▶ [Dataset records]
——————
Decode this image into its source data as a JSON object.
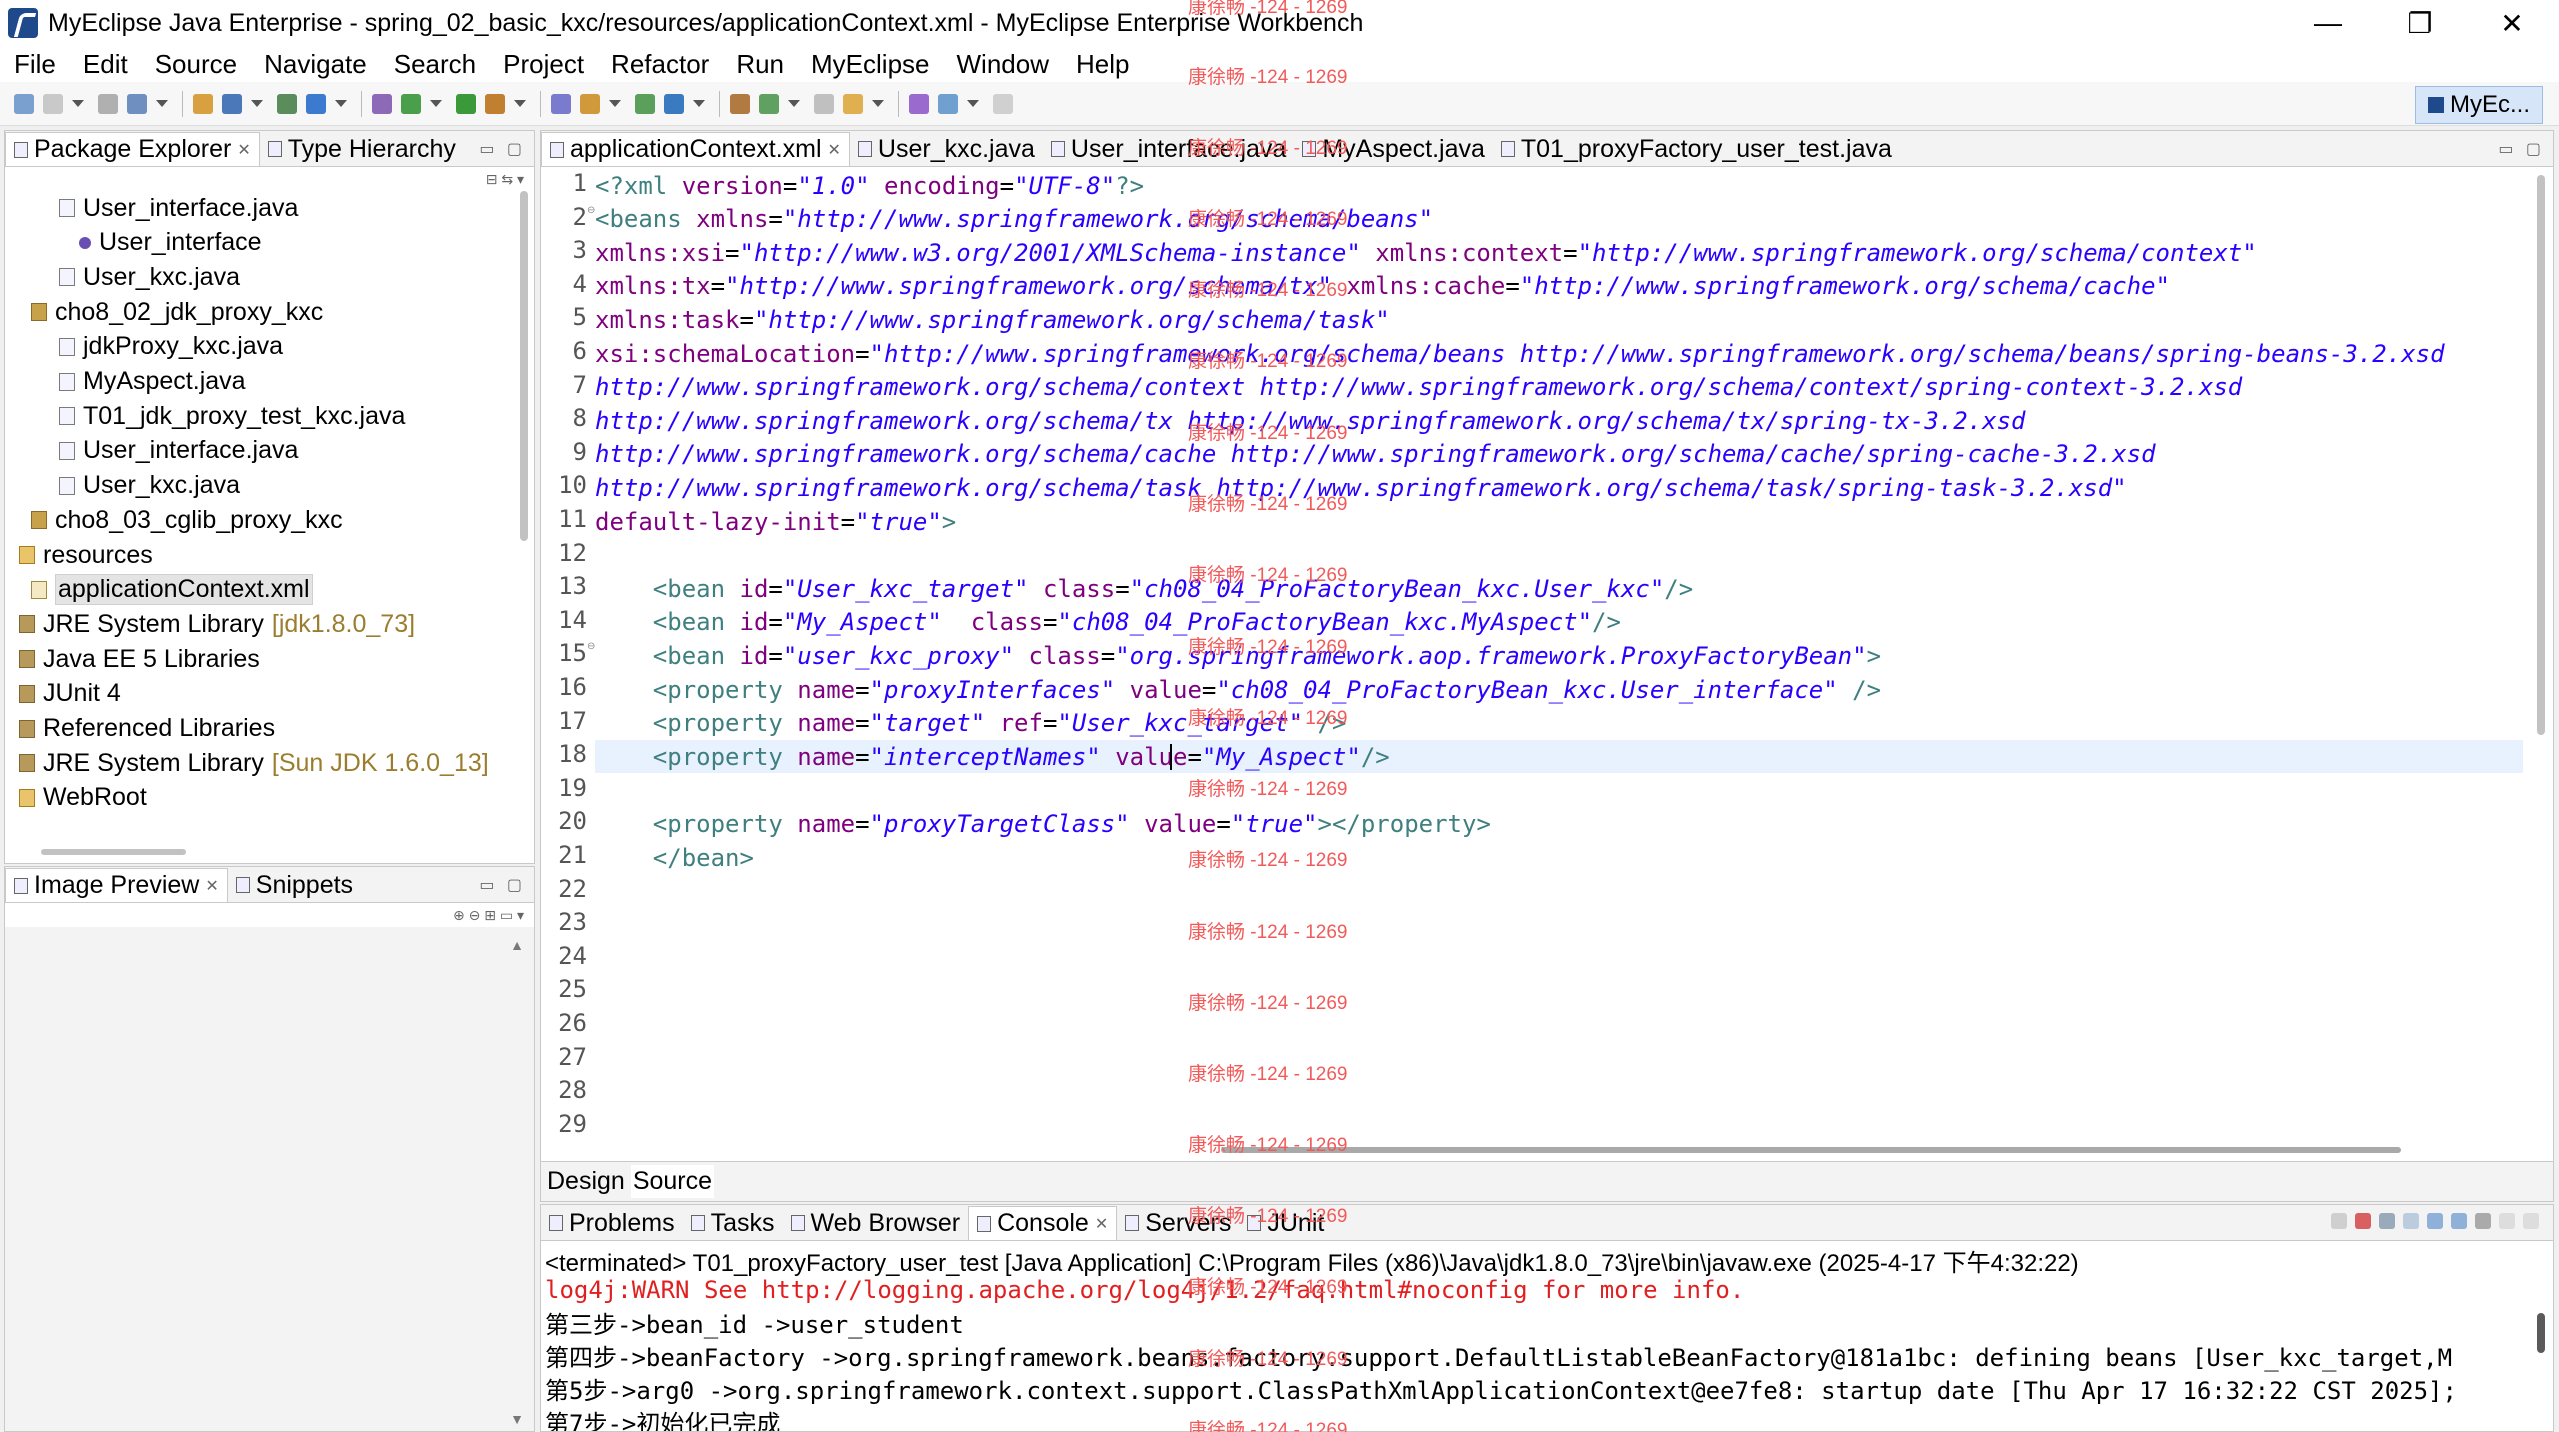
{
  "window": {
    "title": "MyEclipse Java Enterprise - spring_02_basic_kxc/resources/applicationContext.xml - MyEclipse Enterprise Workbench",
    "controls": {
      "minimize": "—",
      "maximize": "❐",
      "close": "✕"
    }
  },
  "menu": [
    "File",
    "Edit",
    "Source",
    "Navigate",
    "Search",
    "Project",
    "Refactor",
    "Run",
    "MyEclipse",
    "Window",
    "Help"
  ],
  "perspective": {
    "label": "MyEc..."
  },
  "package_explorer": {
    "tabs": [
      {
        "label": "Package Explorer",
        "active": true
      },
      {
        "label": "Type Hierarchy",
        "active": false
      }
    ],
    "tree": [
      {
        "label": "User_interface.java",
        "icon": "java-file",
        "indent": 3,
        "decoration": ""
      },
      {
        "label": "User_interface",
        "icon": "interface",
        "indent": 4,
        "decoration": ""
      },
      {
        "label": "User_kxc.java",
        "icon": "java-file",
        "indent": 3,
        "decoration": ""
      },
      {
        "label": "cho8_02_jdk_proxy_kxc",
        "icon": "package",
        "indent": 2,
        "decoration": ""
      },
      {
        "label": "jdkProxy_kxc.java",
        "icon": "java-file",
        "indent": 3,
        "decoration": ""
      },
      {
        "label": "MyAspect.java",
        "icon": "java-file",
        "indent": 3,
        "decoration": ""
      },
      {
        "label": "T01_jdk_proxy_test_kxc.java",
        "icon": "java-file",
        "indent": 3,
        "decoration": ""
      },
      {
        "label": "User_interface.java",
        "icon": "java-file",
        "indent": 3,
        "decoration": ""
      },
      {
        "label": "User_kxc.java",
        "icon": "java-file",
        "indent": 3,
        "decoration": ""
      },
      {
        "label": "cho8_03_cglib_proxy_kxc",
        "icon": "package",
        "indent": 2,
        "decoration": ""
      },
      {
        "label": "resources",
        "icon": "source-folder",
        "indent": 1,
        "decoration": ""
      },
      {
        "label": "applicationContext.xml",
        "icon": "xml-file",
        "indent": 2,
        "decoration": "",
        "selected": true
      },
      {
        "label": "JRE System Library",
        "icon": "library",
        "indent": 1,
        "decoration": "[jdk1.8.0_73]"
      },
      {
        "label": "Java EE 5 Libraries",
        "icon": "library",
        "indent": 1,
        "decoration": ""
      },
      {
        "label": "JUnit 4",
        "icon": "library",
        "indent": 1,
        "decoration": ""
      },
      {
        "label": "Referenced Libraries",
        "icon": "library",
        "indent": 1,
        "decoration": ""
      },
      {
        "label": "JRE System Library",
        "icon": "library",
        "indent": 1,
        "decoration": "[Sun JDK 1.6.0_13]"
      },
      {
        "label": "WebRoot",
        "icon": "folder",
        "indent": 1,
        "decoration": ""
      }
    ]
  },
  "image_preview": {
    "tabs": [
      {
        "label": "Image Preview",
        "active": true
      },
      {
        "label": "Snippets",
        "active": false
      }
    ]
  },
  "editor": {
    "tabs": [
      {
        "label": "applicationContext.xml",
        "active": true
      },
      {
        "label": "User_kxc.java",
        "active": false
      },
      {
        "label": "User_interface.java",
        "active": false
      },
      {
        "label": "MyAspect.java",
        "active": false
      },
      {
        "label": "T01_proxyFactory_user_test.java",
        "active": false
      }
    ],
    "current_line": 18,
    "lines": [
      {
        "n": "1",
        "tokens": [
          [
            "t-tag",
            "<?xml "
          ],
          [
            "t-attr",
            "version"
          ],
          [
            "t-plain",
            "="
          ],
          [
            "t-str",
            "\"1.0\""
          ],
          [
            "t-plain",
            " "
          ],
          [
            "t-attr",
            "encoding"
          ],
          [
            "t-plain",
            "="
          ],
          [
            "t-str",
            "\"UTF-8\""
          ],
          [
            "t-tag",
            "?>"
          ]
        ]
      },
      {
        "n": "2",
        "fold": true,
        "tokens": [
          [
            "t-tag",
            "<beans "
          ],
          [
            "t-attr",
            "xmlns"
          ],
          [
            "t-plain",
            "="
          ],
          [
            "t-str",
            "\"http://www.springframework.org/schema/beans\""
          ]
        ]
      },
      {
        "n": "3",
        "tokens": [
          [
            "t-attr",
            "xmlns:xsi"
          ],
          [
            "t-plain",
            "="
          ],
          [
            "t-str",
            "\"http://www.w3.org/2001/XMLSchema-instance\""
          ],
          [
            "t-plain",
            " "
          ],
          [
            "t-attr",
            "xmlns:context"
          ],
          [
            "t-plain",
            "="
          ],
          [
            "t-str",
            "\"http://www.springframework.org/schema/context\""
          ]
        ]
      },
      {
        "n": "4",
        "tokens": [
          [
            "t-attr",
            "xmlns:tx"
          ],
          [
            "t-plain",
            "="
          ],
          [
            "t-str",
            "\"http://www.springframework.org/schema/tx\""
          ],
          [
            "t-plain",
            " "
          ],
          [
            "t-attr",
            "xmlns:cache"
          ],
          [
            "t-plain",
            "="
          ],
          [
            "t-str",
            "\"http://www.springframework.org/schema/cache\""
          ]
        ]
      },
      {
        "n": "5",
        "tokens": [
          [
            "t-attr",
            "xmlns:task"
          ],
          [
            "t-plain",
            "="
          ],
          [
            "t-str",
            "\"http://www.springframework.org/schema/task\""
          ]
        ]
      },
      {
        "n": "6",
        "tokens": [
          [
            "t-attr",
            "xsi:schemaLocation"
          ],
          [
            "t-plain",
            "="
          ],
          [
            "t-str",
            "\"http://www.springframework.org/schema/beans http://www.springframework.org/schema/beans/spring-beans-3.2.xsd"
          ]
        ]
      },
      {
        "n": "7",
        "tokens": [
          [
            "t-str",
            "http://www.springframework.org/schema/context http://www.springframework.org/schema/context/spring-context-3.2.xsd"
          ]
        ]
      },
      {
        "n": "8",
        "tokens": [
          [
            "t-str",
            "http://www.springframework.org/schema/tx http://www.springframework.org/schema/tx/spring-tx-3.2.xsd"
          ]
        ]
      },
      {
        "n": "9",
        "tokens": [
          [
            "t-str",
            "http://www.springframework.org/schema/cache http://www.springframework.org/schema/cache/spring-cache-3.2.xsd"
          ]
        ]
      },
      {
        "n": "10",
        "tokens": [
          [
            "t-str",
            "http://www.springframework.org/schema/task http://www.springframework.org/schema/task/spring-task-3.2.xsd\""
          ]
        ]
      },
      {
        "n": "11",
        "tokens": [
          [
            "t-attr",
            "default-lazy-init"
          ],
          [
            "t-plain",
            "="
          ],
          [
            "t-str",
            "\"true\""
          ],
          [
            "t-tag",
            ">"
          ]
        ]
      },
      {
        "n": "12",
        "tokens": []
      },
      {
        "n": "13",
        "tokens": [
          [
            "t-plain",
            "    "
          ],
          [
            "t-tag",
            "<bean "
          ],
          [
            "t-attr",
            "id"
          ],
          [
            "t-plain",
            "="
          ],
          [
            "t-str",
            "\"User_kxc_target\""
          ],
          [
            "t-plain",
            " "
          ],
          [
            "t-attr",
            "class"
          ],
          [
            "t-plain",
            "="
          ],
          [
            "t-str",
            "\"ch08_04_ProFactoryBean_kxc.User_kxc\""
          ],
          [
            "t-tag",
            "/>"
          ]
        ]
      },
      {
        "n": "14",
        "tokens": [
          [
            "t-plain",
            "    "
          ],
          [
            "t-tag",
            "<bean "
          ],
          [
            "t-attr",
            "id"
          ],
          [
            "t-plain",
            "="
          ],
          [
            "t-str",
            "\"My_Aspect\""
          ],
          [
            "t-plain",
            "  "
          ],
          [
            "t-attr",
            "class"
          ],
          [
            "t-plain",
            "="
          ],
          [
            "t-str",
            "\"ch08_04_ProFactoryBean_kxc.MyAspect\""
          ],
          [
            "t-tag",
            "/>"
          ]
        ]
      },
      {
        "n": "15",
        "fold": true,
        "tokens": [
          [
            "t-plain",
            "    "
          ],
          [
            "t-tag",
            "<bean "
          ],
          [
            "t-attr",
            "id"
          ],
          [
            "t-plain",
            "="
          ],
          [
            "t-str",
            "\"user_kxc_proxy\""
          ],
          [
            "t-plain",
            " "
          ],
          [
            "t-attr",
            "class"
          ],
          [
            "t-plain",
            "="
          ],
          [
            "t-str",
            "\"org.springframework.aop.framework.ProxyFactoryBean\""
          ],
          [
            "t-tag",
            ">"
          ]
        ]
      },
      {
        "n": "16",
        "tokens": [
          [
            "t-plain",
            "    "
          ],
          [
            "t-tag",
            "<property "
          ],
          [
            "t-attr",
            "name"
          ],
          [
            "t-plain",
            "="
          ],
          [
            "t-str",
            "\"proxyInterfaces\""
          ],
          [
            "t-plain",
            " "
          ],
          [
            "t-attr",
            "value"
          ],
          [
            "t-plain",
            "="
          ],
          [
            "t-str",
            "\"ch08_04_ProFactoryBean_kxc.User_interface\""
          ],
          [
            "t-plain",
            " "
          ],
          [
            "t-tag",
            "/>"
          ]
        ]
      },
      {
        "n": "17",
        "tokens": [
          [
            "t-plain",
            "    "
          ],
          [
            "t-tag",
            "<property "
          ],
          [
            "t-attr",
            "name"
          ],
          [
            "t-plain",
            "="
          ],
          [
            "t-str",
            "\"target\""
          ],
          [
            "t-plain",
            " "
          ],
          [
            "t-attr",
            "ref"
          ],
          [
            "t-plain",
            "="
          ],
          [
            "t-str",
            "\"User_kxc_target\""
          ],
          [
            "t-plain",
            " "
          ],
          [
            "t-tag",
            "/>"
          ]
        ]
      },
      {
        "n": "18",
        "tokens": [
          [
            "t-plain",
            "    "
          ],
          [
            "t-tag",
            "<property "
          ],
          [
            "t-attr",
            "name"
          ],
          [
            "t-plain",
            "="
          ],
          [
            "t-str",
            "\"interceptNames\""
          ],
          [
            "t-plain",
            " "
          ],
          [
            "t-attr",
            "value"
          ],
          [
            "t-plain",
            "="
          ],
          [
            "t-str",
            "\"My_Aspect\""
          ],
          [
            "t-tag",
            "/>"
          ]
        ]
      },
      {
        "n": "19",
        "tokens": []
      },
      {
        "n": "20",
        "tokens": [
          [
            "t-plain",
            "    "
          ],
          [
            "t-tag",
            "<property "
          ],
          [
            "t-attr",
            "name"
          ],
          [
            "t-plain",
            "="
          ],
          [
            "t-str",
            "\"proxyTargetClass\""
          ],
          [
            "t-plain",
            " "
          ],
          [
            "t-attr",
            "value"
          ],
          [
            "t-plain",
            "="
          ],
          [
            "t-str",
            "\"true\""
          ],
          [
            "t-tag",
            "></property>"
          ]
        ]
      },
      {
        "n": "21",
        "tokens": [
          [
            "t-plain",
            "    "
          ],
          [
            "t-tag",
            "</bean>"
          ]
        ]
      },
      {
        "n": "22",
        "tokens": []
      },
      {
        "n": "23",
        "tokens": []
      },
      {
        "n": "24",
        "tokens": []
      },
      {
        "n": "25",
        "tokens": []
      },
      {
        "n": "26",
        "tokens": []
      },
      {
        "n": "27",
        "tokens": []
      },
      {
        "n": "28",
        "tokens": []
      },
      {
        "n": "29",
        "tokens": []
      }
    ],
    "bottom_tabs": [
      {
        "label": "Design",
        "active": false
      },
      {
        "label": "Source",
        "active": true
      }
    ]
  },
  "console": {
    "tabs": [
      {
        "label": "Problems",
        "active": false
      },
      {
        "label": "Tasks",
        "active": false
      },
      {
        "label": "Web Browser",
        "active": false
      },
      {
        "label": "Console",
        "active": true
      },
      {
        "label": "Servers",
        "active": false
      },
      {
        "label": "JUnit",
        "active": false
      }
    ],
    "header": "<terminated> T01_proxyFactory_user_test [Java Application] C:\\Program Files (x86)\\Java\\jdk1.8.0_73\\jre\\bin\\javaw.exe (2025-4-17 下午4:32:22)",
    "lines": [
      {
        "text": "log4j:WARN See http://logging.apache.org/log4j/1.2/faq.html#noconfig for more info.",
        "style": "warn"
      },
      {
        "text": "第三步->bean_id ->user_student",
        "style": "plain"
      },
      {
        "text": "第四步->beanFactory ->org.springframework.beans.factory.support.DefaultListableBeanFactory@181a1bc: defining beans [User_kxc_target,M",
        "style": "plain"
      },
      {
        "text": "第5步->arg0 ->org.springframework.context.support.ClassPathXmlApplicationContext@ee7fe8: startup date [Thu Apr 17 16:32:22 CST 2025];",
        "style": "plain"
      },
      {
        "text": "第7步->初始化已完成",
        "style": "plain"
      }
    ]
  },
  "watermark": {
    "text": "康徐畅 -124 - 1269",
    "color": "#f25a5a"
  }
}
——————
Pick out each line above that includes "resources" and show it.

    "title": "MyEclipse Java Enterprise - spring_02_basic_kxc/resources/applicationContext.xml - MyEclipse Enterprise Workbench",
        "label": "resources",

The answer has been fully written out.